Task prompt: Return the following lines and nothing else: the one holding "Output the text content of this document." and all those after it in the records below, unchanged, minus any pictures.

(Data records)
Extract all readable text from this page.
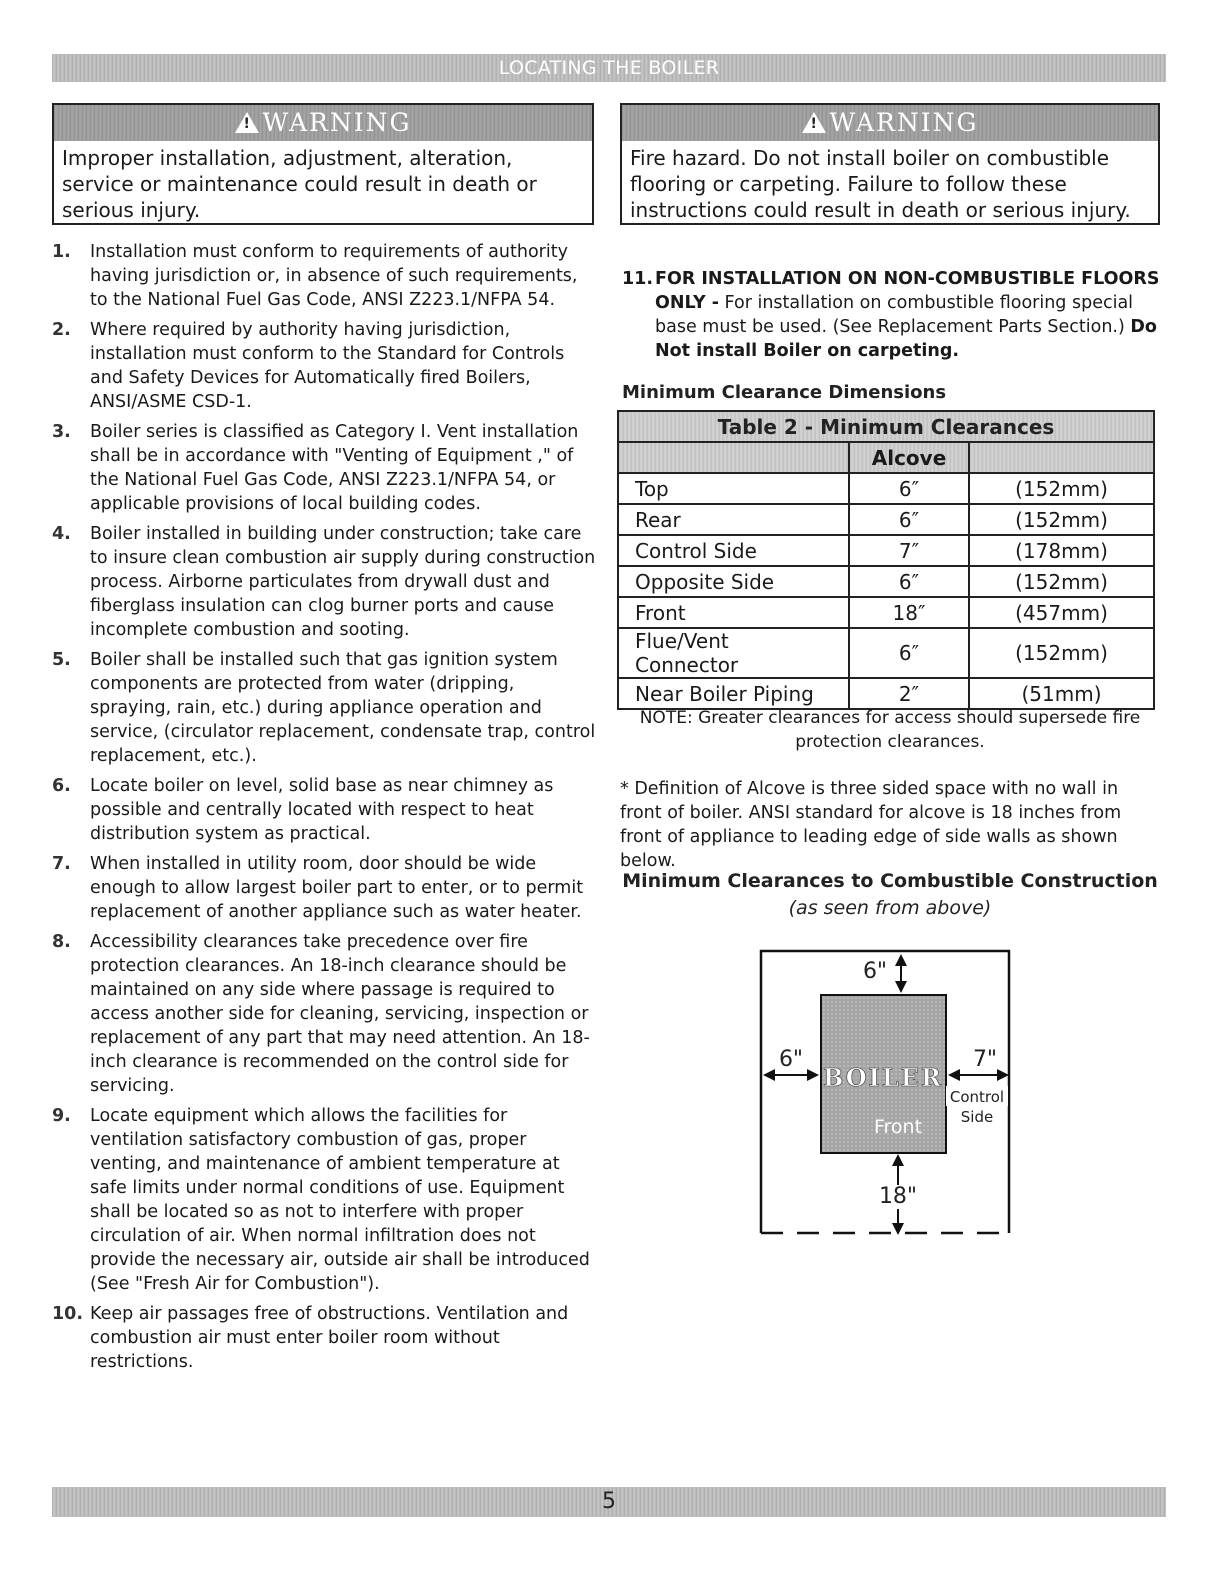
LOCATING THE BOILER
! WARNING
Improper installation, adjustment, alteration, service or maintenance could result in death or serious injury.
! WARNING
Fire hazard. Do not install boiler on combustible flooring or carpeting. Failure to follow these instructions could result in death or serious injury.
1. Installation must conform to requirements of authority having jurisdiction or, in absence of such requirements, to the National Fuel Gas Code, ANSI Z223.1/NFPA 54.
2. Where required by authority having jurisdiction, installation must conform to the Standard for Controls and Safety Devices for Automatically fired Boilers, ANSI/ASME CSD-1.
3. Boiler series is classified as Category I. Vent installation shall be in accordance with "Venting of Equipment ," of the National Fuel Gas Code, ANSI Z223.1/NFPA 54, or applicable provisions of local building codes.
4. Boiler installed in building under construction; take care to insure clean combustion air supply during construction process. Airborne particulates from drywall dust and fiberglass insulation can clog burner ports and cause incomplete combustion and sooting.
5. Boiler shall be installed such that gas ignition system components are protected from water (dripping, spraying, rain, etc.) during appliance operation and service, (circulator replacement, condensate trap, control replacement, etc.).
6. Locate boiler on level, solid base as near chimney as possible and centrally located with respect to heat distribution system as practical.
7. When installed in utility room, door should be wide enough to allow largest boiler part to enter, or to permit replacement of another appliance such as water heater.
8. Accessibility clearances take precedence over fire protection clearances. An 18-inch clearance should be maintained on any side where passage is required to access another side for cleaning, servicing, inspection or replacement of any part that may need attention. An 18-inch clearance is recommended on the control side for servicing.
9. Locate equipment which allows the facilities for ventilation satisfactory combustion of gas, proper venting, and maintenance of ambient temperature at safe limits under normal conditions of use. Equipment shall be located so as not to interfere with proper circulation of air. When normal infiltration does not provide the necessary air, outside air shall be introduced (See "Fresh Air for Combustion").
10. Keep air passages free of obstructions. Ventilation and combustion air must enter boiler room without restrictions.
11. FOR INSTALLATION ON NON-COMBUSTIBLE FLOORS ONLY - For installation on combustible flooring special base must be used. (See Replacement Parts Section.) Do Not install Boiler on carpeting.
Minimum Clearance Dimensions
Table 2 - Minimum Clearances		
	Alcove	
Top	6″	(152mm)
Rear	6″	(152mm)
Control Side	7″	(178mm)
Opposite Side	6″	(152mm)
Front	18″	(457mm)
Flue/Vent Connector	6″	(152mm)
Near Boiler Piping	2″	(51mm)
NOTE: Greater clearances for access should supersede fire protection clearances.
* Definition of Alcove is three sided space with no wall in front of boiler. ANSI standard for alcove is 18 inches from front of appliance to leading edge of side walls as shown below.
Minimum Clearances to Combustible Construction (as seen from above)
BOILER
Front
6"
6"	7"
Control
Side
18"
5
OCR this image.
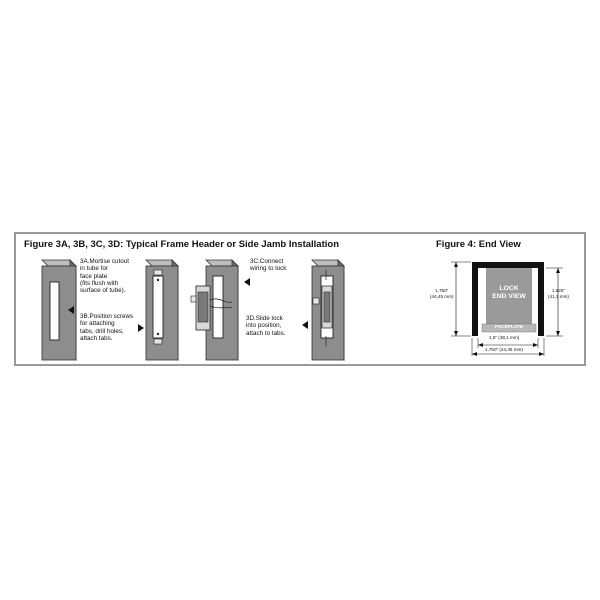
Figure 3A, 3B, 3C, 3D: Typical Frame Header or Side Jamb Installation
3A.Mortise cutout
in tube for
face plate
(fits flush with
surface of tube).
3B.Position screws
for attaching
tabs, drill holes,
attach tabs.
3C.Connect
wiring to lock
3D.Slide lock
into position,
attach to tabs.
Figure 4: End View
LOCK
END VIEW
FACEPLATE
1,750"
(44,45 mm)
1,625"
(41,3 mm)
1,5" (38,1 mm)
1,750" (44,45 mm)
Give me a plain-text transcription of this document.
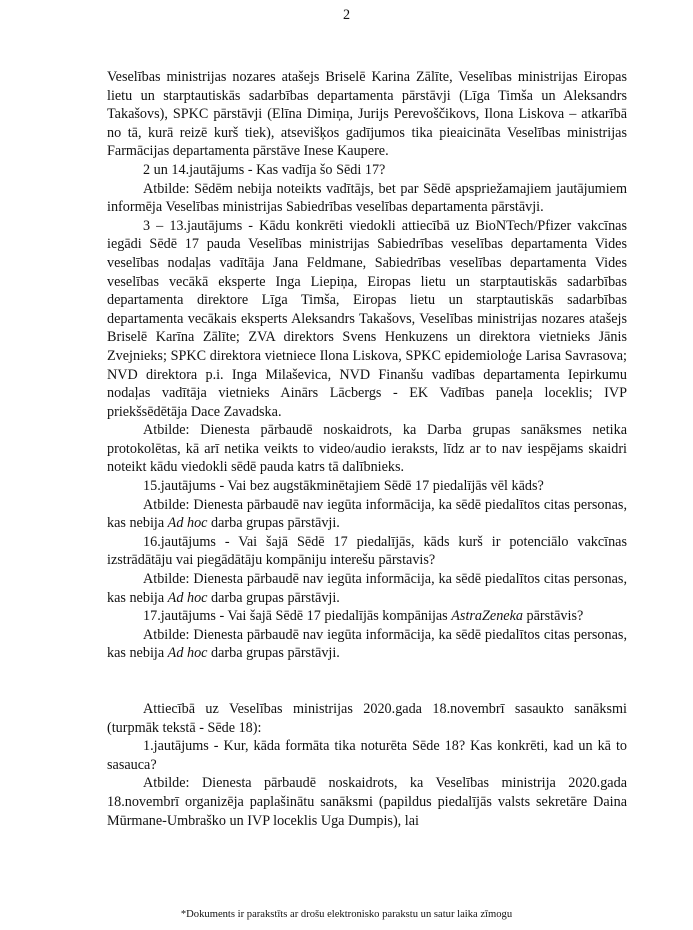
2

Veselības ministrijas nozares atašejs Briselē Karina Zālīte, Veselības ministrijas Eiropas lietu un starptautiskās sadarbības departamenta pārstāvji (Līga Timša un Aleksandrs Takašovs), SPKC pārstāvji (Elīna Dimiņa, Jurijs Perevoščikovs, Ilona Liskova – atkarībā no tā, kurā reizē kurš tiek), atsevišķos gadījumos tika pieaicināta Veselības ministrijas Farmācijas departamenta pārstāve Inese Kaupere.

2 un 14.jautājums - Kas vadīja šo Sēdi 17?

Atbilde: Sēdēm nebija noteikts vadītājs, bet par Sēdē apspriežamajiem jautājumiem informēja Veselības ministrijas Sabiedrības veselības departamenta pārstāvji.

3 – 13.jautājums - Kādu konkrēti viedokli attiecībā uz BioNTech/Pfizer vakcīnas iegādi Sēdē 17 pauda Veselības ministrijas Sabiedrības veselības departamenta Vides veselības nodaļas vadītāja Jana Feldmane, Sabiedrības veselības departamenta Vides veselības vecākā eksperte Inga Liepiņa, Eiropas lietu un starptautiskās sadarbības departamenta direktore Līga Timša, Eiropas lietu un starptautiskās sadarbības departamenta vecākais eksperts Aleksandrs Takašovs, Veselības ministrijas nozares atašejs Briselē Karīna Zālīte; ZVA direktors Svens Henkuzens un direktora vietnieks Jānis Zvejnieks; SPKC direktora vietniece Ilona Liskova, SPKC epidemioloģe Larisa Savrasova; NVD direktora p.i. Inga Milaševica, NVD Finanšu vadības departamenta Iepirkumu nodaļas vadītāja vietnieks Ainārs Lācbergs - EK Vadības paneļa loceklis; IVP priekšsēdētāja Dace Zavadska.

Atbilde: Dienesta pārbaudē noskaidrots, ka Darba grupas sanāksmes netika protokolētas, kā arī netika veikts to video/audio ieraksts, līdz ar to nav iespējams skaidri noteikt kādu viedokli sēdē pauda katrs tā dalībnieks.

15.jautājums - Vai bez augstākminētajiem Sēdē 17 piedalījās vēl kāds?

Atbilde: Dienesta pārbaudē nav iegūta informācija, ka sēdē piedalītos citas personas, kas nebija Ad hoc darba grupas pārstāvji.

16.jautājums - Vai šajā Sēdē 17 piedalījās, kāds kurš ir potenciālo vakcīnas izstrādātāju vai piegādātāju kompāniju interešu pārstavis?

Atbilde: Dienesta pārbaudē nav iegūta informācija, ka sēdē piedalītos citas personas, kas nebija Ad hoc darba grupas pārstāvji.

17.jautājums - Vai šajā Sēdē 17 piedalījās kompānijas AstraZeneka pārstāvis?

Atbilde: Dienesta pārbaudē nav iegūta informācija, ka sēdē piedalītos citas personas, kas nebija Ad hoc darba grupas pārstāvji.

Attiecībā uz Veselības ministrijas 2020.gada 18.novembrī sasaukto sanāksmi (turpmāk tekstā - Sēde 18):

1.jautājums - Kur, kāda formāta tika noturēta Sēde 18? Kas konkrēti, kad un kā to sasauca?

Atbilde: Dienesta pārbaudē noskaidrots, ka Veselības ministrija 2020.gada 18.novembrī organizēja paplašinātu sanāksmi (papildus piedalījās valsts sekretāre Daina Mūrmane-Umbraško un IVP loceklis Uga Dumpis), lai

*Dokuments ir parakstīts ar drošu elektronisko parakstu un satur laika zīmogu
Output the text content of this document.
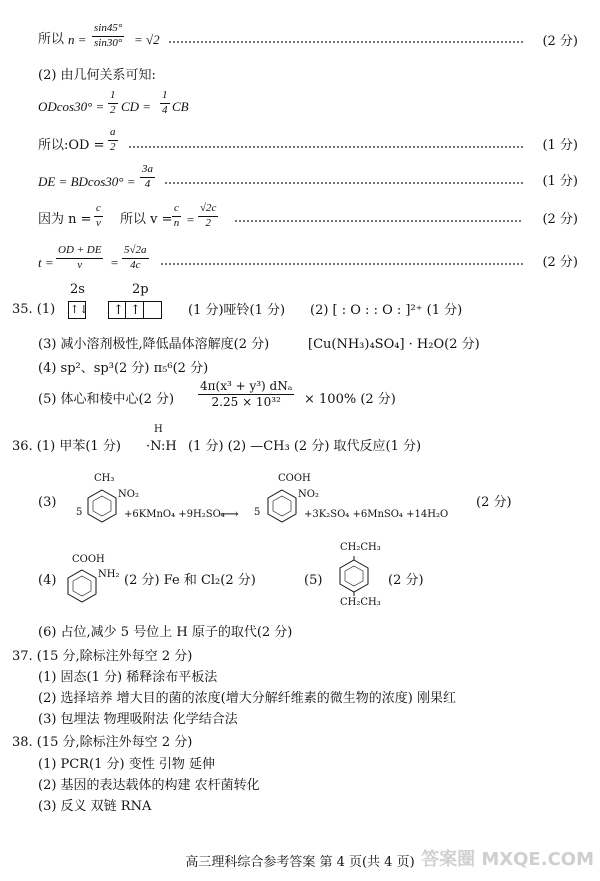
所以 $n = \frac{\sin 45^\circ}{\sin 30^\circ} = √2$	(2 分)
(2) 由几何关系可知:
$ODcos30^\circ = \frac{1}{2}$ CD = $\frac{1}{4}$ CB
所以:OD = $\frac{a}{2}$	(1 分)
DE = $BDcos30^\circ = \frac{3a}{4}$	(1 分)
因为 $n = \frac{c}{v}$ 所以 $v = \frac{c}{n} = \frac{√2c}{2}$	(2 分)
$t = \frac{OD + DE}{v} = \frac{5√2a}{4c}$	(2 分)
35. (1)
2s	2p
↑↓ ↑ ↑	(1 分)哑铃(1 分) (2) [ : O : : O : ]²⁺ (1 分)
(3) 减小溶剂极性,降低晶体溶解度(2 分)	[Cu(NH₃)₄SO₄] · H₂O(2 分)
(4) sp²、sp³(2 分) π₅⁶(2 分)
(5) 体心和棱中心(2 分)
4π(x³ + y³) dNₐ
2.25 × 10³² × 100% (2 分)
36. (1) 甲苯(1 分)
H
·N:H (1 分) (2) —CH₃ (2 分) 取代反应(1 分)
(3)
CH₃
NO₂
5	+6KMnO₄ +9H₂SO₄
⟶ 5
COOH
NO₂
+3K₂SO₄ +6MnSO₄ +14H₂O
(2 分)
(4)
COOH
NH₂ (2 分) Fe 和 Cl₂(2 分)	(5)
CH₂CH₃
CH₂CH₃
(2 分)
(6) 占位,减少 5 号位上 H 原子的取代(2 分)
37. (15 分,除标注外每空 2 分)
(1) 固态(1 分) 稀释涂布平板法
(2) 选择培养 增大目的菌的浓度(增大分解纤维素的微生物的浓度) 刚果红
(3) 包埋法 物理吸附法 化学结合法
38. (15 分,除标注外每空 2 分)
(1) PCR(1 分) 变性 引物 延伸
(2) 基因的表达载体的构建 农杆菌转化
(3) 反义 双链 RNA
高三理科综合参考答案 第 4 页(共 4 页) 答案圈 MXQE.COM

Response for this exercise:
Output the text content of this document.
所以 $n = \frac{\sin 45^\circ}{\sin 30^\circ} = √2$	(2 分)
(2) 由几何关系可知:
$ODcos30^\circ = \frac{1}{2}$ CD = $\frac{1}{4}$ CB
所以:OD = $\frac{a}{2}$	(1 分)
DE = $BDcos30^\circ = \frac{3a}{4}$	(1 分)
因为 $n = \frac{c}{v}$ 所以 $v = \frac{c}{n} = \frac{√2c}{2}$	(2 分)
$t = \frac{OD + DE}{v} = \frac{5√2a}{4c}$	(2 分)
35. (1)
2s	2p
↑↓ ↑ ↑	(1 分)哑铃(1 分) (2) [ : O : : O : ]²⁺ (1 分)
(3) 减小溶剂极性,降低晶体溶解度(2 分)	[Cu(NH₃)₄SO₄] · H₂O(2 分)
(4) sp²、sp³(2 分) π₅⁶(2 分)
(5) 体心和棱中心(2 分)
4π(x³ + y³) dNₐ
2.25 × 10³² × 100% (2 分)
36. (1) 甲苯(1 分)
H
·N:H (1 分) (2) —CH₃ (2 分) 取代反应(1 分)
(3)
CH₃
NO₂
5	+6KMnO₄ +9H₂SO₄
⟶ 5
COOH
NO₂
+3K₂SO₄ +6MnSO₄ +14H₂O
(2 分)
(4)
COOH
NH₂ (2 分) Fe 和 Cl₂(2 分)	(5)
CH₂CH₃
CH₂CH₃
(2 分)
(6) 占位,减少 5 号位上 H 原子的取代(2 分)
37. (15 分,除标注外每空 2 分)
(1) 固态(1 分) 稀释涂布平板法
(2) 选择培养 增大目的菌的浓度(增大分解纤维素的微生物的浓度) 刚果红
(3) 包埋法 物理吸附法 化学结合法
38. (15 分,除标注外每空 2 分)
(1) PCR(1 分) 变性 引物 延伸
(2) 基因的表达载体的构建 农杆菌转化
(3) 反义 双链 RNA
高三理科综合参考答案 第 4 页(共 4 页) 答案圈 MXQE.COM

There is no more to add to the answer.